### EXERCISE REQUIREMENTS
Collect all lines from the listing that include the string "plot".
───── THE RECORDS ─────
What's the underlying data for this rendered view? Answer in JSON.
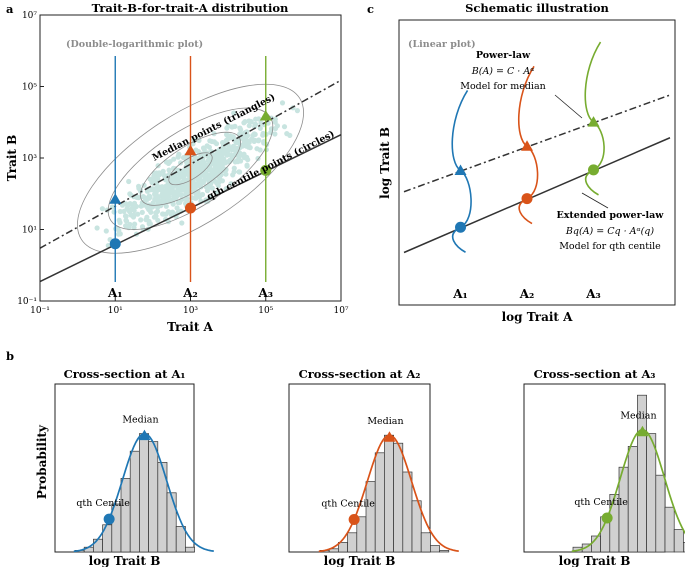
{
  "colors": {
    "blue": "#1f77b4",
    "orange": "#d95319",
    "green": "#77ac30",
    "scatter": "#9ccfc8",
    "contour": "#8c8c8c",
    "axes": "#222222",
    "bar_fill": "#d0d0d0"
  },
  "panel_letters": {
    "a": "a",
    "b": "b",
    "c": "c"
  },
  "panel_a": {
    "title": "Trait-B-for-trait-A distribution",
    "note": "(Double-logarithmic plot)",
    "xlabel": "Trait A",
    "ylabel": "Trait B",
    "x_ticks": [
      "10⁻¹",
      "10¹",
      "10³",
      "10⁵",
      "10⁷"
    ],
    "y_ticks": [
      "10⁻¹",
      "10¹",
      "10³",
      "10⁵",
      "10⁷"
    ],
    "A_labels": [
      "A₁",
      "A₂",
      "A₃"
    ],
    "median_label": "Median points (triangles)",
    "centile_label": "qth centile points (circles)"
  },
  "panel_c": {
    "title": "Schematic illustration",
    "note": "(Linear plot)",
    "xlabel": "log Trait A",
    "ylabel": "log Trait B",
    "A_labels": [
      "A₁",
      "A₂",
      "A₃"
    ],
    "powerlaw_title": "Power-law",
    "powerlaw_eq": "B(A) = C · Aᵅ",
    "powerlaw_desc": "Model for median",
    "extended_title": "Extended power-law",
    "extended_eq": "Bq(A) = Cq · Aᵅ(q)",
    "extended_desc": "Model for qth centile"
  },
  "panel_b": {
    "xlabel": "log Trait B",
    "ylabel": "Probability",
    "median_label": "Median",
    "centile_label": "qth Centile",
    "titles": [
      "Cross-section at A₁",
      "Cross-section at A₂",
      "Cross-section at A₃"
    ]
  },
  "chart_data": [
    {
      "type": "scatter",
      "title": "Trait-B-for-trait-A distribution",
      "xlabel": "Trait A",
      "ylabel": "Trait B",
      "xscale": "log",
      "yscale": "log",
      "xlim": [
        0.1,
        10000000
      ],
      "ylim": [
        0.1,
        10000000
      ],
      "series": [
        {
          "name": "Median points (triangles)",
          "marker": "triangle",
          "x": [
            10,
            1000,
            100000
          ],
          "y": [
            70,
            1600,
            15000
          ]
        },
        {
          "name": "qth centile points (circles)",
          "marker": "circle",
          "x": [
            10,
            1000,
            100000
          ],
          "y": [
            4,
            40,
            450
          ]
        }
      ],
      "fit_lines": [
        {
          "name": "median power-law",
          "style": "dash-dot",
          "x": [
            0.1,
            10000000
          ],
          "y": [
            3,
            150000
          ]
        },
        {
          "name": "centile power-law",
          "style": "solid",
          "x": [
            0.1,
            10000000
          ],
          "y": [
            0.35,
            4500
          ]
        }
      ],
      "cross_sections_at": [
        10,
        1000,
        100000
      ]
    },
    {
      "type": "line",
      "title": "Schematic illustration",
      "xlabel": "log Trait A",
      "ylabel": "log Trait B",
      "series": [
        {
          "name": "Power-law (median)",
          "style": "dash-dot",
          "x": [
            0,
            1
          ],
          "y": [
            0.37,
            0.8
          ]
        },
        {
          "name": "Extended power-law (qth centile)",
          "style": "solid",
          "x": [
            0,
            1
          ],
          "y": [
            0.1,
            0.61
          ]
        }
      ]
    },
    {
      "type": "bar",
      "title": "Cross-section at A₁",
      "xlabel": "log Trait B",
      "ylabel": "Probability",
      "values": [
        1,
        3,
        8,
        17,
        30,
        46,
        63,
        74,
        69,
        56,
        37,
        16,
        3
      ]
    },
    {
      "type": "bar",
      "title": "Cross-section at A₂",
      "xlabel": "log Trait B",
      "ylabel": "Probability",
      "values": [
        1,
        2,
        6,
        12,
        22,
        44,
        62,
        73,
        68,
        50,
        32,
        12,
        4,
        1
      ]
    },
    {
      "type": "bar",
      "title": "Cross-section at A₃",
      "xlabel": "log Trait B",
      "ylabel": "Probability",
      "values": [
        3,
        5,
        10,
        22,
        36,
        53,
        66,
        98,
        74,
        48,
        28,
        14,
        6
      ]
    }
  ]
}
─────
### EXERCISE OUTPUT
    "note": "(Double-logarithmic plot)",
    "note": "(Linear plot)",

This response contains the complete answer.